* TASK REQUIREMENTS:
Copy out each line of the data holding "Technology".

* GIVEN DATA:

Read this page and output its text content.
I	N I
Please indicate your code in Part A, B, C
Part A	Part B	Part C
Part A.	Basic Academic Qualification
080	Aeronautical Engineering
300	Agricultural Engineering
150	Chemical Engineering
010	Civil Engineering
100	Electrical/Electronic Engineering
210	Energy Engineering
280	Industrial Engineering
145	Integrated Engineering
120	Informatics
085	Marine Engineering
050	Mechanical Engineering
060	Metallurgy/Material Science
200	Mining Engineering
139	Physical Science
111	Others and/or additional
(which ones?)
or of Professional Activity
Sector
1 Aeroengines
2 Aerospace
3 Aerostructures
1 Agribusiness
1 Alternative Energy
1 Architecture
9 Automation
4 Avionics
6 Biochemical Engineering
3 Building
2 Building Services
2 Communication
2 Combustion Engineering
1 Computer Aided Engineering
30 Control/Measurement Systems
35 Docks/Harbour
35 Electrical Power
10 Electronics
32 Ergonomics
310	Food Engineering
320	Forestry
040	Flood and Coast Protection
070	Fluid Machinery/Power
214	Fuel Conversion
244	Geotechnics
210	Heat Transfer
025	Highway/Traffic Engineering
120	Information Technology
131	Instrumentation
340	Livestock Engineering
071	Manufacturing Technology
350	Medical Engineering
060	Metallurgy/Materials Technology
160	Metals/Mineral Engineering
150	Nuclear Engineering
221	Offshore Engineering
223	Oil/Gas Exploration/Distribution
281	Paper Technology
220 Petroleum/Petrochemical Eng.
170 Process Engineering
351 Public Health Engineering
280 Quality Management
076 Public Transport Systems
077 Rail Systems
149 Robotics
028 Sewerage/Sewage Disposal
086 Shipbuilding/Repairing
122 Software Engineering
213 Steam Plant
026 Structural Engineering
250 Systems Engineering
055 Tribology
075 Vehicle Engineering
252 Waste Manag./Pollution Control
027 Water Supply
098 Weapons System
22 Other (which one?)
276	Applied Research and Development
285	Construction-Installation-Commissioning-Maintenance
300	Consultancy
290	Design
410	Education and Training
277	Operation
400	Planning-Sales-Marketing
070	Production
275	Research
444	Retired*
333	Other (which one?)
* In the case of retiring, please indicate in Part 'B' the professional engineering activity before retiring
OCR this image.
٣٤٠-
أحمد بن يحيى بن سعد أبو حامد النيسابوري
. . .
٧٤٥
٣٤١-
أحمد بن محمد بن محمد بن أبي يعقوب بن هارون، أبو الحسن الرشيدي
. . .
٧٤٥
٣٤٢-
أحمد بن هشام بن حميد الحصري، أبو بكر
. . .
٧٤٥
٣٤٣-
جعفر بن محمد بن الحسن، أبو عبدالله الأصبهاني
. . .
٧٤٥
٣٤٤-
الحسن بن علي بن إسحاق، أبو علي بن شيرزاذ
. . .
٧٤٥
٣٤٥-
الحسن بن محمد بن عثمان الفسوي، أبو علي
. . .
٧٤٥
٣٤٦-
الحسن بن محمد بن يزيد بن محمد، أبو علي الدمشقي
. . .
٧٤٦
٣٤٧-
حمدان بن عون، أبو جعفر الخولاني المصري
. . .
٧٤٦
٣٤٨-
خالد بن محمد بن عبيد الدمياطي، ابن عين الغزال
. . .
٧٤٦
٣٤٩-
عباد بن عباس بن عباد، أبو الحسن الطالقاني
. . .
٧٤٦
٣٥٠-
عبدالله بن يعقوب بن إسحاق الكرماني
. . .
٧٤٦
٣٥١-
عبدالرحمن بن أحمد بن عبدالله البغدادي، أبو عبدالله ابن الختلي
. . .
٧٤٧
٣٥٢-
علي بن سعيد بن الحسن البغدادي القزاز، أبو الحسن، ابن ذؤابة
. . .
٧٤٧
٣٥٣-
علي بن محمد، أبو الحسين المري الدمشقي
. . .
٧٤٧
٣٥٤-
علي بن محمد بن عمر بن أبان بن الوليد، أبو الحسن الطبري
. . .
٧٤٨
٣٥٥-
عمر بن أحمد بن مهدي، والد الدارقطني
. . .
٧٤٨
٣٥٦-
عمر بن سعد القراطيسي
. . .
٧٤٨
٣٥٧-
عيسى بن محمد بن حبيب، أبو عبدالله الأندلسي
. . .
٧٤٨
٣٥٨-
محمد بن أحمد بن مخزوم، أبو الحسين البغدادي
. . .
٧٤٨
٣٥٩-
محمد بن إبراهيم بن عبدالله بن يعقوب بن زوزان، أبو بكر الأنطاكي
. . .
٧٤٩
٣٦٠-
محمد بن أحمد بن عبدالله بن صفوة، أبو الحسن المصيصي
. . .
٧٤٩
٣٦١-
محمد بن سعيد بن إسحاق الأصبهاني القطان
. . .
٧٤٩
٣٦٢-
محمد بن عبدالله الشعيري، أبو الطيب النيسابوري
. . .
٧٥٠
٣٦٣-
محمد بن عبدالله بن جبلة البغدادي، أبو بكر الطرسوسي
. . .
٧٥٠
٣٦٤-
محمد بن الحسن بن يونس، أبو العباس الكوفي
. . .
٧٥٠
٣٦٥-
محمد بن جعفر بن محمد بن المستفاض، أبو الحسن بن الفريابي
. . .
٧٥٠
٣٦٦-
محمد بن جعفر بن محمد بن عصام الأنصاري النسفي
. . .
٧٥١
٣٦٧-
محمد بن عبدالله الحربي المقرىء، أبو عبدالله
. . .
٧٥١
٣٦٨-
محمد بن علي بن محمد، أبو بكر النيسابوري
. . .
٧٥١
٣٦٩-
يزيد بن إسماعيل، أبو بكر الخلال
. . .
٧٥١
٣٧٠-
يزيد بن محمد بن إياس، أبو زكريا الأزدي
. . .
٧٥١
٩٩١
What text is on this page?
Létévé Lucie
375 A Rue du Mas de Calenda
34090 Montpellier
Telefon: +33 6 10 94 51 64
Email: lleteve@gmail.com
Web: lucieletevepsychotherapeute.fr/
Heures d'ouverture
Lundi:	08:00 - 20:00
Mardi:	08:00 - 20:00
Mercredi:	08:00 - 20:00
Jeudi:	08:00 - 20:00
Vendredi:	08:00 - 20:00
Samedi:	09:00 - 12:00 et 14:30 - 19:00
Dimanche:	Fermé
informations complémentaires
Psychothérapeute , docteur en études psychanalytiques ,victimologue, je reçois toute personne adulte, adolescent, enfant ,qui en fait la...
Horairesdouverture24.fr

* THE SOLUTION:
120	Information Technology
071	Manufacturing Technology
060	Metallurgy/Materials Technology
281	Paper Technology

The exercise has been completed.